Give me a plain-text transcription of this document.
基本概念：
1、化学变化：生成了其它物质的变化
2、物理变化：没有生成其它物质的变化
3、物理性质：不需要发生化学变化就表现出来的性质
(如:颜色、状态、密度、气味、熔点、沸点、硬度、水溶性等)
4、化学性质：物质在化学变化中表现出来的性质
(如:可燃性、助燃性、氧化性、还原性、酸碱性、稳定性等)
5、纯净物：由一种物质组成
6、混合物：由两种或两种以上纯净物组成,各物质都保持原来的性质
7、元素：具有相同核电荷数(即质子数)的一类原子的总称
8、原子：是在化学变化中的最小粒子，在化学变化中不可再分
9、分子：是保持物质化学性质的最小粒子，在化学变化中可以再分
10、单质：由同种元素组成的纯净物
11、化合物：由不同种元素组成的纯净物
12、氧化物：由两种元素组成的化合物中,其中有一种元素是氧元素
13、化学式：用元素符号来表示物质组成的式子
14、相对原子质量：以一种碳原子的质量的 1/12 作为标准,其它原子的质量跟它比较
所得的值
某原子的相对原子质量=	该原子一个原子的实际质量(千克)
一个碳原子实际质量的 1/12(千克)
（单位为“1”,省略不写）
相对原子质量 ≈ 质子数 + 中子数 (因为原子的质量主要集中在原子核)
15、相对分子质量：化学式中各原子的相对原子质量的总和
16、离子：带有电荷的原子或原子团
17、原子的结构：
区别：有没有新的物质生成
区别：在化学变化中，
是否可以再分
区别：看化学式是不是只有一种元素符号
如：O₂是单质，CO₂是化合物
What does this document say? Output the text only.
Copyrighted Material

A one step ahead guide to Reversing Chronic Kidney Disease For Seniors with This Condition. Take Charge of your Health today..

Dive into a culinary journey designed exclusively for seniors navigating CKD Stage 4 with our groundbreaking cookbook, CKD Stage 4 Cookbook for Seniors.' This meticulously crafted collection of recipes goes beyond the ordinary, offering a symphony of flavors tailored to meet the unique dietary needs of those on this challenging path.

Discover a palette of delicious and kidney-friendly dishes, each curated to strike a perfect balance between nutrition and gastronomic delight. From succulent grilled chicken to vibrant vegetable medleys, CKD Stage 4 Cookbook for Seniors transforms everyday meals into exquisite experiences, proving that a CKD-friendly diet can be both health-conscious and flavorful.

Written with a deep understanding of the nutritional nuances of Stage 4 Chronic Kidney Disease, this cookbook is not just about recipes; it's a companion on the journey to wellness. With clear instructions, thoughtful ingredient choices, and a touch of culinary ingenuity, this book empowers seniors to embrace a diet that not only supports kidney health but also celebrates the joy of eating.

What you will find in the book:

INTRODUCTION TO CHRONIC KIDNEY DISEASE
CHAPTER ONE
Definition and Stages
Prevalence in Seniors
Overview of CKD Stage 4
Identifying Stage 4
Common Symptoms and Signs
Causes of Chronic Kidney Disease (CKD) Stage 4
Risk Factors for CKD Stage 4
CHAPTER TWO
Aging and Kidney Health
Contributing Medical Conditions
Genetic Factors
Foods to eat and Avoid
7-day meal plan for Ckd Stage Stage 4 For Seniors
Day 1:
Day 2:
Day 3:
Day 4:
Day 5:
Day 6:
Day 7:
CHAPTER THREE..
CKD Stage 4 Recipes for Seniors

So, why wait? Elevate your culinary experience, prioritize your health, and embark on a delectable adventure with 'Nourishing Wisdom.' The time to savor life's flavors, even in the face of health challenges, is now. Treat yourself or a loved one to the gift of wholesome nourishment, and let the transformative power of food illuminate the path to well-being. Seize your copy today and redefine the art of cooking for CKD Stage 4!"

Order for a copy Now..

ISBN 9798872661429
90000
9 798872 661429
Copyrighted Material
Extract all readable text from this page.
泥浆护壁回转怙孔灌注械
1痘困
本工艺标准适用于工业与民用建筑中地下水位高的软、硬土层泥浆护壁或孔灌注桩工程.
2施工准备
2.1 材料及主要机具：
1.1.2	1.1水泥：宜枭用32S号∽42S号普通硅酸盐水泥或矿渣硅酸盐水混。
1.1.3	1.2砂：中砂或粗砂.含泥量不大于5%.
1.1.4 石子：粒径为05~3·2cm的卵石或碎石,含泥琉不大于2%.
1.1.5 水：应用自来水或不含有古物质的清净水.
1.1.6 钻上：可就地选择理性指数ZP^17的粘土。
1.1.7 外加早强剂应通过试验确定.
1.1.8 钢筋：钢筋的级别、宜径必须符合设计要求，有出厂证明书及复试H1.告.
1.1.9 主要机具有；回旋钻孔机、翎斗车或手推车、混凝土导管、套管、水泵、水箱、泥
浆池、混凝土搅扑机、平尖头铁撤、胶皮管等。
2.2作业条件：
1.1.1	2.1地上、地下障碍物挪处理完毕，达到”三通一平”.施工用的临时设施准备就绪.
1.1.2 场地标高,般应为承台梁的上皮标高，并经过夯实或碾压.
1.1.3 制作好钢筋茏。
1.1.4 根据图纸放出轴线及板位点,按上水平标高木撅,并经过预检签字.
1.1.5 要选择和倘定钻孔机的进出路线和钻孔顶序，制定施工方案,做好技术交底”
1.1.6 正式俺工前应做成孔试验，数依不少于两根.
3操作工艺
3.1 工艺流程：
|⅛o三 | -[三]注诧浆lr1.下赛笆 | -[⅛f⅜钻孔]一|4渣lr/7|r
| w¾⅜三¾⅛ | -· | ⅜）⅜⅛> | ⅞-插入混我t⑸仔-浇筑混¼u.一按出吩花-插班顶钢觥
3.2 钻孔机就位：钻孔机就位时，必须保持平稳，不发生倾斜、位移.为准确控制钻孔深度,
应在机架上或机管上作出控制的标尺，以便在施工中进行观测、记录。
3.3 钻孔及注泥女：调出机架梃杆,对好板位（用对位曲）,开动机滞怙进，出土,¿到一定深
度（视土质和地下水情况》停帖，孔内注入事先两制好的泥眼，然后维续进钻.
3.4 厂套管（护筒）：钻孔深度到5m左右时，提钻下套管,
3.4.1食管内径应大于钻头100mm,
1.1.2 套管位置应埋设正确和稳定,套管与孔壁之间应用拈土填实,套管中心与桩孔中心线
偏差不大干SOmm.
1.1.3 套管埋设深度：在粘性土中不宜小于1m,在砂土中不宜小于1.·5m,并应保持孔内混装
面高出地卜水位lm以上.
________
[Problem statement] Every line above needs to be retyped exactly.

[Response to the exercise]
Give me a plain-text transcription of this document.
基本概念：
1、化学变化：生成了其它物质的变化
2、物理变化：没有生成其它物质的变化
3、物理性质：不需要发生化学变化就表现出来的性质
(如:颜色、状态、密度、气味、熔点、沸点、硬度、水溶性等)
4、化学性质：物质在化学变化中表现出来的性质
(如:可燃性、助燃性、氧化性、还原性、酸碱性、稳定性等)
5、纯净物：由一种物质组成
6、混合物：由两种或两种以上纯净物组成,各物质都保持原来的性质
7、元素：具有相同核电荷数(即质子数)的一类原子的总称
8、原子：是在化学变化中的最小粒子，在化学变化中不可再分
9、分子：是保持物质化学性质的最小粒子，在化学变化中可以再分
10、单质：由同种元素组成的纯净物
11、化合物：由不同种元素组成的纯净物
12、氧化物：由两种元素组成的化合物中,其中有一种元素是氧元素
13、化学式：用元素符号来表示物质组成的式子
14、相对原子质量：以一种碳原子的质量的 1/12 作为标准,其它原子的质量跟它比较
所得的值
某原子的相对原子质量=	该原子一个原子的实际质量(千克)
一个碳原子实际质量的 1/12(千克)
（单位为“1”,省略不写）
相对原子质量 ≈ 质子数 + 中子数 (因为原子的质量主要集中在原子核)
15、相对分子质量：化学式中各原子的相对原子质量的总和
16、离子：带有电荷的原子或原子团
17、原子的结构：
区别：有没有新的物质生成
区别：在化学变化中，
是否可以再分
区别：看化学式是不是只有一种元素符号
如：O₂是单质，CO₂是化合物
What does this document say? Output the text only.
Copyrighted Material

A one step ahead guide to Reversing Chronic Kidney Disease For Seniors with This Condition. Take Charge of your Health today..

Dive into a culinary journey designed exclusively for seniors navigating CKD Stage 4 with our groundbreaking cookbook, CKD Stage 4 Cookbook for Seniors.' This meticulously crafted collection of recipes goes beyond the ordinary, offering a symphony of flavors tailored to meet the unique dietary needs of those on this challenging path.

Discover a palette of delicious and kidney-friendly dishes, each curated to strike a perfect balance between nutrition and gastronomic delight. From succulent grilled chicken to vibrant vegetable medleys, CKD Stage 4 Cookbook for Seniors transforms everyday meals into exquisite experiences, proving that a CKD-friendly diet can be both health-conscious and flavorful.

Written with a deep understanding of the nutritional nuances of Stage 4 Chronic Kidney Disease, this cookbook is not just about recipes; it's a companion on the journey to wellness. With clear instructions, thoughtful ingredient choices, and a touch of culinary ingenuity, this book empowers seniors to embrace a diet that not only supports kidney health but also celebrates the joy of eating.

What you will find in the book:

INTRODUCTION TO CHRONIC KIDNEY DISEASE
CHAPTER ONE
Definition and Stages
Prevalence in Seniors
Overview of CKD Stage 4
Identifying Stage 4
Common Symptoms and Signs
Causes of Chronic Kidney Disease (CKD) Stage 4
Risk Factors for CKD Stage 4
CHAPTER TWO
Aging and Kidney Health
Contributing Medical Conditions
Genetic Factors
Foods to eat and Avoid
7-day meal plan for Ckd Stage Stage 4 For Seniors
Day 1:
Day 2:
Day 3:
Day 4:
Day 5:
Day 6:
Day 7:
CHAPTER THREE..
CKD Stage 4 Recipes for Seniors

So, why wait? Elevate your culinary experience, prioritize your health, and embark on a delectable adventure with 'Nourishing Wisdom.' The time to savor life's flavors, even in the face of health challenges, is now. Treat yourself or a loved one to the gift of wholesome nourishment, and let the transformative power of food illuminate the path to well-being. Seize your copy today and redefine the art of cooking for CKD Stage 4!"

Order for a copy Now..

ISBN 9798872661429
90000
9 798872 661429
Copyrighted Material
Extract all readable text from this page.
泥浆护壁回转怙孔灌注械
1痘困
本工艺标准适用于工业与民用建筑中地下水位高的软、硬土层泥浆护壁或孔灌注桩工程.
2施工准备
2.1 材料及主要机具：
1.1.2	1.1水泥：宜枭用32S号∽42S号普通硅酸盐水泥或矿渣硅酸盐水混。
1.1.3	1.2砂：中砂或粗砂.含泥量不大于5%.
1.1.4 石子：粒径为05~3·2cm的卵石或碎石,含泥琉不大于2%.
1.1.5 水：应用自来水或不含有古物质的清净水.
1.1.6 钻上：可就地选择理性指数ZP^17的粘土。
1.1.7 外加早强剂应通过试验确定.
1.1.8 钢筋：钢筋的级别、宜径必须符合设计要求，有出厂证明书及复试H1.告.
1.1.9 主要机具有；回旋钻孔机、翎斗车或手推车、混凝土导管、套管、水泵、水箱、泥
浆池、混凝土搅扑机、平尖头铁撤、胶皮管等。
2.2作业条件：
1.1.1	2.1地上、地下障碍物挪处理完毕，达到”三通一平”.施工用的临时设施准备就绪.
1.1.2 场地标高,般应为承台梁的上皮标高，并经过夯实或碾压.
1.1.3 制作好钢筋茏。
1.1.4 根据图纸放出轴线及板位点,按上水平标高木撅,并经过预检签字.
1.1.5 要选择和倘定钻孔机的进出路线和钻孔顶序，制定施工方案,做好技术交底”
1.1.6 正式俺工前应做成孔试验，数依不少于两根.
3操作工艺
3.1 工艺流程：
|⅛o三 | -[三]注诧浆lr1.下赛笆 | -[⅛f⅜钻孔]一|4渣lr/7|r
| w¾⅜三¾⅛ | -· | ⅜）⅜⅛> | ⅞-插入混我t⑸仔-浇筑混¼u.一按出吩花-插班顶钢觥
3.2 钻孔机就位：钻孔机就位时，必须保持平稳，不发生倾斜、位移.为准确控制钻孔深度,
应在机架上或机管上作出控制的标尺，以便在施工中进行观测、记录。
3.3 钻孔及注泥女：调出机架梃杆,对好板位（用对位曲）,开动机滞怙进，出土,¿到一定深
度（视土质和地下水情况》停帖，孔内注入事先两制好的泥眼，然后维续进钻.
3.4 厂套管（护筒）：钻孔深度到5m左右时，提钻下套管,
3.4.1食管内径应大于钻头100mm,
1.1.2 套管位置应埋设正确和稳定,套管与孔壁之间应用拈土填实,套管中心与桩孔中心线
偏差不大干SOmm.
1.1.3 套管埋设深度：在粘性土中不宜小于1m,在砂土中不宜小于1.·5m,并应保持孔内混装
面高出地卜水位lm以上.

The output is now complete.